--- ENTRIES SUPPLIED ---
┌──
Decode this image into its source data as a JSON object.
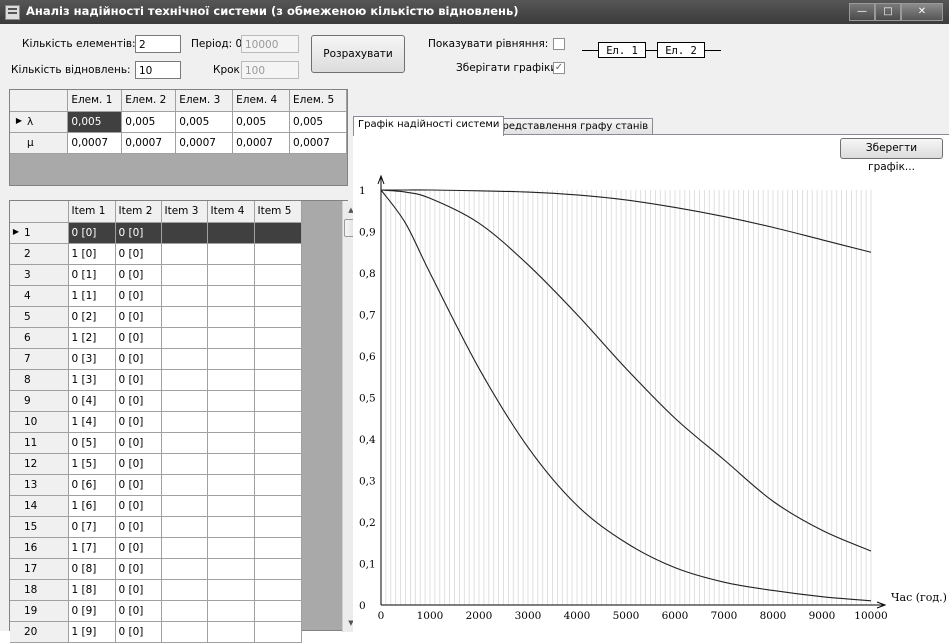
{
  "window": {
    "title": "Аналіз надійності технічної системи (з обмеженою кількістю відновлень)",
    "min": "—",
    "max": "□",
    "close": "✕"
  },
  "controls": {
    "elements_label": "Кількість елементів:",
    "elements_value": "2",
    "recoveries_label": "Кількість відновлень:",
    "recoveries_value": "10",
    "period_label": "Період: 0 -",
    "period_value": "10000",
    "step_label": "Крок:",
    "step_value": "100",
    "calc_button": "Розрахувати",
    "show_equations_label": "Показувати рівняння:",
    "show_equations_checked": false,
    "save_charts_label": "Зберігати графіки:",
    "save_charts_checked": true
  },
  "diagram": {
    "el1": "Ел. 1",
    "el2": "Ел. 2"
  },
  "params_table": {
    "columns": [
      "Елем. 1",
      "Елем. 2",
      "Елем. 3",
      "Елем. 4",
      "Елем. 5"
    ],
    "rows": [
      {
        "name": "λ",
        "values": [
          "0,005",
          "0,005",
          "0,005",
          "0,005",
          "0,005"
        ]
      },
      {
        "name": "μ",
        "values": [
          "0,0007",
          "0,0007",
          "0,0007",
          "0,0007",
          "0,0007"
        ]
      }
    ]
  },
  "states_table": {
    "columns": [
      "Item 1",
      "Item 2",
      "Item 3",
      "Item 4",
      "Item 5"
    ],
    "rows": [
      {
        "n": "1",
        "c": [
          "0 [0]",
          "0 [0]"
        ]
      },
      {
        "n": "2",
        "c": [
          "1 [0]",
          "0 [0]"
        ]
      },
      {
        "n": "3",
        "c": [
          "0 [1]",
          "0 [0]"
        ]
      },
      {
        "n": "4",
        "c": [
          "1 [1]",
          "0 [0]"
        ]
      },
      {
        "n": "5",
        "c": [
          "0 [2]",
          "0 [0]"
        ]
      },
      {
        "n": "6",
        "c": [
          "1 [2]",
          "0 [0]"
        ]
      },
      {
        "n": "7",
        "c": [
          "0 [3]",
          "0 [0]"
        ]
      },
      {
        "n": "8",
        "c": [
          "1 [3]",
          "0 [0]"
        ]
      },
      {
        "n": "9",
        "c": [
          "0 [4]",
          "0 [0]"
        ]
      },
      {
        "n": "10",
        "c": [
          "1 [4]",
          "0 [0]"
        ]
      },
      {
        "n": "11",
        "c": [
          "0 [5]",
          "0 [0]"
        ]
      },
      {
        "n": "12",
        "c": [
          "1 [5]",
          "0 [0]"
        ]
      },
      {
        "n": "13",
        "c": [
          "0 [6]",
          "0 [0]"
        ]
      },
      {
        "n": "14",
        "c": [
          "1 [6]",
          "0 [0]"
        ]
      },
      {
        "n": "15",
        "c": [
          "0 [7]",
          "0 [0]"
        ]
      },
      {
        "n": "16",
        "c": [
          "1 [7]",
          "0 [0]"
        ]
      },
      {
        "n": "17",
        "c": [
          "0 [8]",
          "0 [0]"
        ]
      },
      {
        "n": "18",
        "c": [
          "1 [8]",
          "0 [0]"
        ]
      },
      {
        "n": "19",
        "c": [
          "0 [9]",
          "0 [0]"
        ]
      },
      {
        "n": "20",
        "c": [
          "1 [9]",
          "0 [0]"
        ]
      }
    ]
  },
  "tabs": [
    "Графік надійності системи",
    "Представлення графу станів"
  ],
  "save_chart_button": "Зберегти графік...",
  "chart_data": {
    "type": "line",
    "xlabel": "Час (год.)",
    "ylabel": "",
    "xlim": [
      0,
      10000
    ],
    "ylim": [
      0,
      1
    ],
    "x_ticks": [
      "0",
      "1000",
      "2000",
      "3000",
      "4000",
      "5000",
      "6000",
      "7000",
      "8000",
      "9000",
      "10000"
    ],
    "y_ticks": [
      "0",
      "0,1",
      "0,2",
      "0,3",
      "0,4",
      "0,5",
      "0,6",
      "0,7",
      "0,8",
      "0,9",
      "1"
    ],
    "grid": "vertical",
    "series": [
      {
        "x": [
          0,
          500,
          1000,
          2000,
          3000,
          4000,
          5000,
          6000,
          7000,
          8000,
          9000,
          10000
        ],
        "values": [
          1,
          1,
          1,
          0.998,
          0.995,
          0.988,
          0.976,
          0.958,
          0.936,
          0.91,
          0.88,
          0.85
        ]
      },
      {
        "x": [
          0,
          500,
          1000,
          2000,
          3000,
          4000,
          5000,
          6000,
          7000,
          8000,
          9000,
          10000
        ],
        "values": [
          1,
          0.995,
          0.98,
          0.92,
          0.82,
          0.7,
          0.57,
          0.45,
          0.35,
          0.25,
          0.18,
          0.13
        ]
      },
      {
        "x": [
          0,
          500,
          1000,
          2000,
          3000,
          4000,
          5000,
          6000,
          7000,
          8000,
          9000,
          10000
        ],
        "values": [
          1,
          0.92,
          0.8,
          0.57,
          0.38,
          0.24,
          0.15,
          0.09,
          0.055,
          0.035,
          0.02,
          0.01
        ]
      }
    ]
  }
}
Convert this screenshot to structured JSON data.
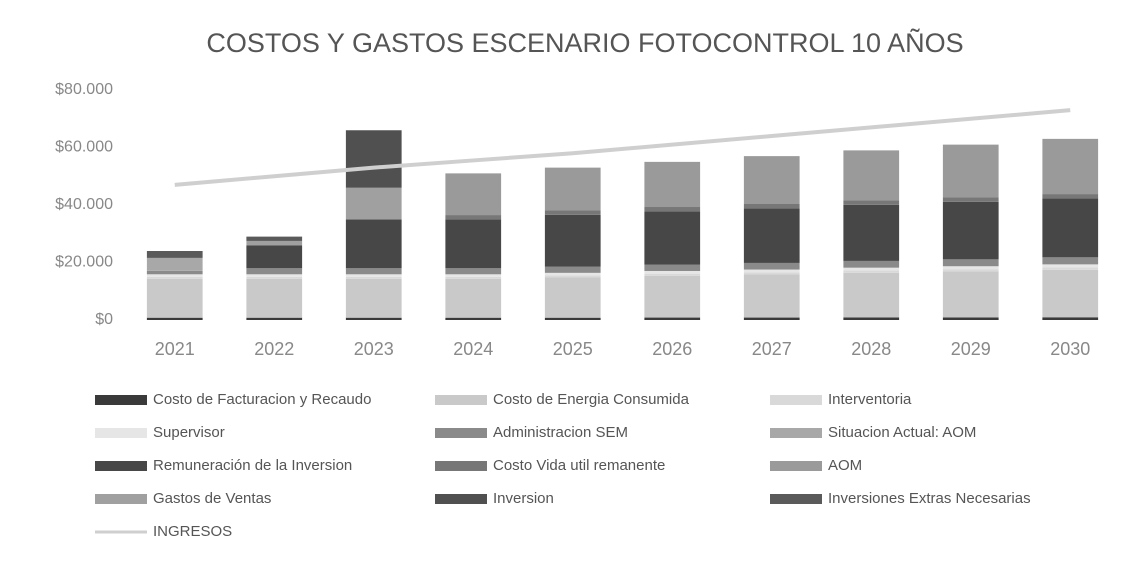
{
  "chart_data": {
    "type": "bar",
    "stacked": true,
    "title": "COSTOS Y GASTOS ESCENARIO FOTOCONTROL 10 AÑOS",
    "categories": [
      "2021",
      "2022",
      "2023",
      "2024",
      "2025",
      "2026",
      "2027",
      "2028",
      "2029",
      "2030"
    ],
    "ylim": [
      0,
      80000
    ],
    "yticks": [
      {
        "value": 0,
        "label": "$0"
      },
      {
        "value": 20000,
        "label": "$20.000"
      },
      {
        "value": 40000,
        "label": "$40.000"
      },
      {
        "value": 60000,
        "label": "$60.000"
      },
      {
        "value": 80000,
        "label": "$80.000"
      }
    ],
    "grid": false,
    "series": [
      {
        "name": "Costo de Facturacion y Recaudo",
        "color": "#3a3a3a",
        "values": [
          800,
          800,
          800,
          800,
          800,
          850,
          850,
          900,
          900,
          950
        ]
      },
      {
        "name": "Costo de Energia Consumida",
        "color": "#c9c9c9",
        "values": [
          13500,
          13500,
          13500,
          13500,
          14000,
          14500,
          15000,
          15500,
          16000,
          16500
        ]
      },
      {
        "name": "Interventoria",
        "color": "#d9d9d9",
        "values": [
          700,
          700,
          700,
          700,
          700,
          750,
          750,
          800,
          800,
          850
        ]
      },
      {
        "name": "Supervisor",
        "color": "#e6e6e6",
        "values": [
          900,
          900,
          900,
          900,
          900,
          950,
          950,
          1000,
          1000,
          1050
        ]
      },
      {
        "name": "Administracion SEM",
        "color": "#8a8a8a",
        "values": [
          1200,
          2100,
          2100,
          2100,
          2200,
          2250,
          2300,
          2350,
          2400,
          2450
        ]
      },
      {
        "name": "Situacion Actual: AOM",
        "color": "#a8a8a8",
        "values": [
          4500,
          0,
          0,
          0,
          0,
          0,
          0,
          0,
          0,
          0
        ]
      },
      {
        "name": "Remuneración de la Inversion",
        "color": "#474747",
        "values": [
          0,
          8000,
          17000,
          17000,
          18000,
          18500,
          19000,
          19500,
          20000,
          20500
        ]
      },
      {
        "name": "Costo Vida util remanente",
        "color": "#777777",
        "values": [
          0,
          0,
          0,
          1500,
          1500,
          1500,
          1500,
          1500,
          1500,
          1500
        ]
      },
      {
        "name": "AOM",
        "color": "#9a9a9a",
        "values": [
          0,
          0,
          0,
          14500,
          14900,
          15700,
          16650,
          17450,
          18400,
          19200
        ]
      },
      {
        "name": "Gastos de Ventas",
        "color": "#a0a0a0",
        "values": [
          0,
          1500,
          11000,
          0,
          0,
          0,
          0,
          0,
          0,
          0
        ]
      },
      {
        "name": "Inversion",
        "color": "#505050",
        "values": [
          0,
          0,
          20000,
          0,
          0,
          0,
          0,
          0,
          0,
          0
        ]
      },
      {
        "name": "Inversiones Extras Necesarias",
        "color": "#5a5a5a",
        "values": [
          2400,
          1500,
          0,
          0,
          0,
          0,
          0,
          0,
          0,
          0
        ]
      },
      {
        "name": "INGRESOS",
        "type": "line",
        "color": "#cfcfcf",
        "values": [
          47000,
          50000,
          53000,
          55500,
          58000,
          61000,
          64000,
          67000,
          70000,
          73000
        ]
      }
    ]
  }
}
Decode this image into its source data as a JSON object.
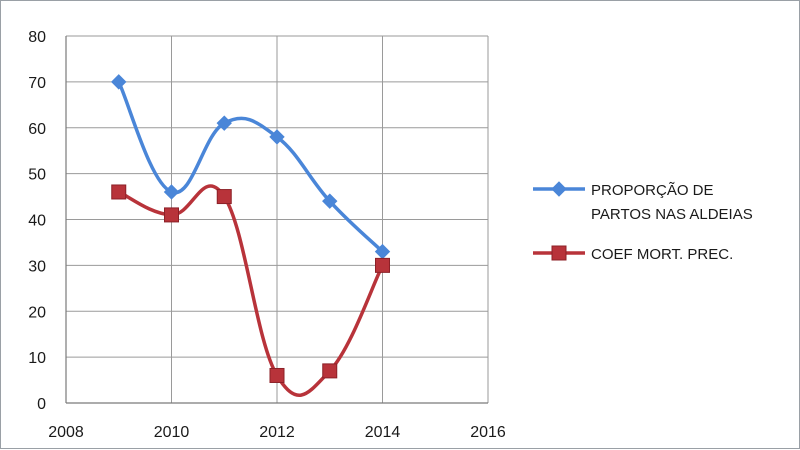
{
  "chart_data": {
    "type": "line",
    "title": "",
    "xlabel": "",
    "ylabel": "",
    "xlim": [
      2008,
      2016
    ],
    "ylim": [
      0,
      80
    ],
    "x_ticks": [
      2008,
      2010,
      2012,
      2014,
      2016
    ],
    "y_ticks": [
      0,
      10,
      20,
      30,
      40,
      50,
      60,
      70,
      80
    ],
    "grid": true,
    "smooth": true,
    "legend_position": "right",
    "series": [
      {
        "name": "PROPORÇÃO DE PARTOS NAS ALDEIAS",
        "legend_lines": [
          "PROPORÇÃO DE",
          "PARTOS NAS ALDEIAS"
        ],
        "color": "#4a86d8",
        "marker": "diamond",
        "x": [
          2009,
          2010,
          2011,
          2012,
          2013,
          2014
        ],
        "y": [
          70,
          46,
          61,
          58,
          44,
          33
        ]
      },
      {
        "name": "COEF MORT. PREC.",
        "legend_lines": [
          "COEF MORT. PREC."
        ],
        "color": "#b8333a",
        "marker": "square",
        "x": [
          2009,
          2010,
          2011,
          2012,
          2013,
          2014
        ],
        "y": [
          46,
          41,
          45,
          6,
          7,
          30
        ]
      }
    ]
  }
}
└──
--- PROBLEM TO SOLVE ---
Pull out each line of the entries that contains "системи".

--- ANSWER FOR THE TASK ---
    "title": "Аналіз надійності технічної системи (з обмеженою кількістю відновлень)",
    "Графік надійності системи",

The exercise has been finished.